Material:

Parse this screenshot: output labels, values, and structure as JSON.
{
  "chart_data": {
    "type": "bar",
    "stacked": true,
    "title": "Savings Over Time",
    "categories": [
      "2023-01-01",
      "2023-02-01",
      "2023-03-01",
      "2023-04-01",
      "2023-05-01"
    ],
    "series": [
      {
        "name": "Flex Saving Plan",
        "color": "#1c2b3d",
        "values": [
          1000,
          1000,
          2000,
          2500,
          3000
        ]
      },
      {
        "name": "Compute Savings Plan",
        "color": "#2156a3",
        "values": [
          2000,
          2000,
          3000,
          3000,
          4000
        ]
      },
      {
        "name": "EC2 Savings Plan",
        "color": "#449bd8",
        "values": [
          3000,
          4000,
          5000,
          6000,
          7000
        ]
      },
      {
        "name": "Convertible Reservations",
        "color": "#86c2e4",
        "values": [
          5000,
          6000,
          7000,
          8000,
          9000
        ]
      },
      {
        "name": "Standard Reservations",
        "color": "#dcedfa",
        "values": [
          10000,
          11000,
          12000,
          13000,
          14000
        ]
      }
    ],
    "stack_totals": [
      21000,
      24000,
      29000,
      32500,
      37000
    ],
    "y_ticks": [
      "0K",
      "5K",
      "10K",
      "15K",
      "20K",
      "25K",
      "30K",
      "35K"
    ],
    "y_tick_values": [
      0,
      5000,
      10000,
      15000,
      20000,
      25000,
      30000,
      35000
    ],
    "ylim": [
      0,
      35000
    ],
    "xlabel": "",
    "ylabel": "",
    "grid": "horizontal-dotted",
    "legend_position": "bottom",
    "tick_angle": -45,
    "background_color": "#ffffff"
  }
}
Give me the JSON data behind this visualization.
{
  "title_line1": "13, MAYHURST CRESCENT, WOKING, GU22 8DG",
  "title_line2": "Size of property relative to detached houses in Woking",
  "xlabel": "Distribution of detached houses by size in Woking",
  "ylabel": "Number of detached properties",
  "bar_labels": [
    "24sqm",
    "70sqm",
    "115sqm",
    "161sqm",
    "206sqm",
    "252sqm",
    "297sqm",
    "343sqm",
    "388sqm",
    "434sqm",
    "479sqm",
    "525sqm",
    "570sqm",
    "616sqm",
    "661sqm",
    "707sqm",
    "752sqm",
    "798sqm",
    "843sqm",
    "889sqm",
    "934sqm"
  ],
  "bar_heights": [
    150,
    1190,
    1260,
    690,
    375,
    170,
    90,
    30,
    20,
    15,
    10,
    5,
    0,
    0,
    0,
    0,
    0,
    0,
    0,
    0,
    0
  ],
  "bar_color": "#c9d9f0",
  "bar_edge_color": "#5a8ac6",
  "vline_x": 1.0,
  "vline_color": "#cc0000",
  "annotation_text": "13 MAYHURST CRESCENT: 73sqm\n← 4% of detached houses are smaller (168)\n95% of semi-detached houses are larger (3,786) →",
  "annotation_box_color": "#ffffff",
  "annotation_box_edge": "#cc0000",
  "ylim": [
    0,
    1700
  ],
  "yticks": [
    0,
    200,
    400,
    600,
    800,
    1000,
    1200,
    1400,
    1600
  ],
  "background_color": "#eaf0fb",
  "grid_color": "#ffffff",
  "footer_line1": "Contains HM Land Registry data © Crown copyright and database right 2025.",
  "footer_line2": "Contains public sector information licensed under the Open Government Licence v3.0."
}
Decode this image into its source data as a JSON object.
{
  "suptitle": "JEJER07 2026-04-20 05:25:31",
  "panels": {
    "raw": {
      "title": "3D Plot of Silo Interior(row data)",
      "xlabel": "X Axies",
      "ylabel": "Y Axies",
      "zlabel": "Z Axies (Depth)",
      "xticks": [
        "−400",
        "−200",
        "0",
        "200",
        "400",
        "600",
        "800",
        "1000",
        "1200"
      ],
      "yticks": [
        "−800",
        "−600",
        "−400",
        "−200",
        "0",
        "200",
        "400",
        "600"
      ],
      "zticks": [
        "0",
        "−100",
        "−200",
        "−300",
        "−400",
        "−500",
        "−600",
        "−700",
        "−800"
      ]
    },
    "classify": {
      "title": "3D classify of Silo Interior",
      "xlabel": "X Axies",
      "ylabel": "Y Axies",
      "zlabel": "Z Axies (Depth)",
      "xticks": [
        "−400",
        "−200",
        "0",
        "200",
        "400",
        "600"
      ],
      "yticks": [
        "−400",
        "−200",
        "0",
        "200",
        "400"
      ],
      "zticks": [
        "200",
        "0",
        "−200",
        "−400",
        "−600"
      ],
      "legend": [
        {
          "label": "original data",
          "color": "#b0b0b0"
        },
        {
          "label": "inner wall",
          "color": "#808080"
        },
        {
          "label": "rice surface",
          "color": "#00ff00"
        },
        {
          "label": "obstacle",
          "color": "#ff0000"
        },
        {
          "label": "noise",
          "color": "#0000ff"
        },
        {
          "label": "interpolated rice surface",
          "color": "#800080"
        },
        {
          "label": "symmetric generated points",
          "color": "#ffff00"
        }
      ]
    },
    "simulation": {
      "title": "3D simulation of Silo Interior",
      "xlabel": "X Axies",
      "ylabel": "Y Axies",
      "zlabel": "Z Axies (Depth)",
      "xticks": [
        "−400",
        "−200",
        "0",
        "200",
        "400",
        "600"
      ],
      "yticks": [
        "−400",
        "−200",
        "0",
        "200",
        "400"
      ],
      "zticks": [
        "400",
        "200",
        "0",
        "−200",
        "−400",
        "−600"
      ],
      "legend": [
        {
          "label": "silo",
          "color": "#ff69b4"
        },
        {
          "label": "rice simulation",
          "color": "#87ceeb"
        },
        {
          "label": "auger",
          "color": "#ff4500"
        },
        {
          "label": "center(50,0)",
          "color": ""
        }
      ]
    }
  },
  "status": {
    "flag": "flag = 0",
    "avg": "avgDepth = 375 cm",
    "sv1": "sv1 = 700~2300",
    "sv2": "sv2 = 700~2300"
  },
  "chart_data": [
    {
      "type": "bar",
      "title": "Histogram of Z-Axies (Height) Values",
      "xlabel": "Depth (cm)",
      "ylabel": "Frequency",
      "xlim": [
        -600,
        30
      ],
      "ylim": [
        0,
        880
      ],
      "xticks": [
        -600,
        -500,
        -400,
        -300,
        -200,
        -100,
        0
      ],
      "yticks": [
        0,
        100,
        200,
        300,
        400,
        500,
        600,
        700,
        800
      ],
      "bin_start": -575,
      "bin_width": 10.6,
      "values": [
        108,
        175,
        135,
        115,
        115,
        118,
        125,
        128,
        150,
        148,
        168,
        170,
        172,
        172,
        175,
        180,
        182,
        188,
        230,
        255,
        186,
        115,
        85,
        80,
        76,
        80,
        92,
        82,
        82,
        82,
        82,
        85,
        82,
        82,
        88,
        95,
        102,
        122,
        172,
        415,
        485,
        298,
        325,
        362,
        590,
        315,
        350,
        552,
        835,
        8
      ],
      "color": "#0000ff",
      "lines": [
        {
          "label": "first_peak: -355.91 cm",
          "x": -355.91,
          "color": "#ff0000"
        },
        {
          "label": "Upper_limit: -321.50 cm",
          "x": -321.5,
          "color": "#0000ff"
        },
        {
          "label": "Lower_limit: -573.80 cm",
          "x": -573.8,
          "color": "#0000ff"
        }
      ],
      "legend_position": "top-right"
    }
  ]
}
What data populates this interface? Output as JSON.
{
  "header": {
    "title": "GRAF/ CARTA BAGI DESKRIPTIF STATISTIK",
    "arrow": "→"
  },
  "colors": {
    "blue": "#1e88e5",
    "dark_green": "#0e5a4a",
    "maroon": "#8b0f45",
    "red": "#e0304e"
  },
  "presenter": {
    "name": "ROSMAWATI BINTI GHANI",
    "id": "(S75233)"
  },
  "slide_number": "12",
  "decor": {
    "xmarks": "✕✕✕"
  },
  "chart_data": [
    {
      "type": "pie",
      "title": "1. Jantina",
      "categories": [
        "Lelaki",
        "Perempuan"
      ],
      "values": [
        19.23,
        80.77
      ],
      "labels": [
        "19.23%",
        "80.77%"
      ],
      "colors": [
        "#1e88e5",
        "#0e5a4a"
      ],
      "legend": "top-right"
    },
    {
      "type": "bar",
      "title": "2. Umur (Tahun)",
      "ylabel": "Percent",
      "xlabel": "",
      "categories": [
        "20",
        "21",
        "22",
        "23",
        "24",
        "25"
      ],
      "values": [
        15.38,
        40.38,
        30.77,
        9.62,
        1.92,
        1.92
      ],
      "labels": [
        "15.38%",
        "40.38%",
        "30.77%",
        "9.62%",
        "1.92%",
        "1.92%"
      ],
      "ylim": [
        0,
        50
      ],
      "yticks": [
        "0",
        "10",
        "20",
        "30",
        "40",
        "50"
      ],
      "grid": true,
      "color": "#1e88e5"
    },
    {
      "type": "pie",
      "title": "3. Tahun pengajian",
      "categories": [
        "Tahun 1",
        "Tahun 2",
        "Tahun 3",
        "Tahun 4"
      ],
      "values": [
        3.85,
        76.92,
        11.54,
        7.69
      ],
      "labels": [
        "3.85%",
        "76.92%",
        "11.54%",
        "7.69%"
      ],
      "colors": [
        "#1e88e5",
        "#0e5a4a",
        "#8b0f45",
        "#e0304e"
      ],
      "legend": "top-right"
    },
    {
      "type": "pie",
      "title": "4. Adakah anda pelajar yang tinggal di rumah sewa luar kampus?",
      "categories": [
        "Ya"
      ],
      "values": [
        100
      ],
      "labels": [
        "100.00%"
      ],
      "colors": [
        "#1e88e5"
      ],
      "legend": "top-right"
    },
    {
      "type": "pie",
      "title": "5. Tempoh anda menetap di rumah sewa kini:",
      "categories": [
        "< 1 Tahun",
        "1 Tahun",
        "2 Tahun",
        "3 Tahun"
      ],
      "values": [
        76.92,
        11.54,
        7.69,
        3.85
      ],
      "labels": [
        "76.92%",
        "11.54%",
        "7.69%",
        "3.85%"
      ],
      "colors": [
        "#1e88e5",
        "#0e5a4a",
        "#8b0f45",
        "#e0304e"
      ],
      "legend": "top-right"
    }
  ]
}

What you are asked to do:
Look through the data above. Each line containing the word "sewa" needs to be copied.

Task result:
      "title": "4. Adakah anda pelajar yang tinggal di rumah sewa luar kampus?",
      "title": "5. Tempoh anda menetap di rumah sewa kini:",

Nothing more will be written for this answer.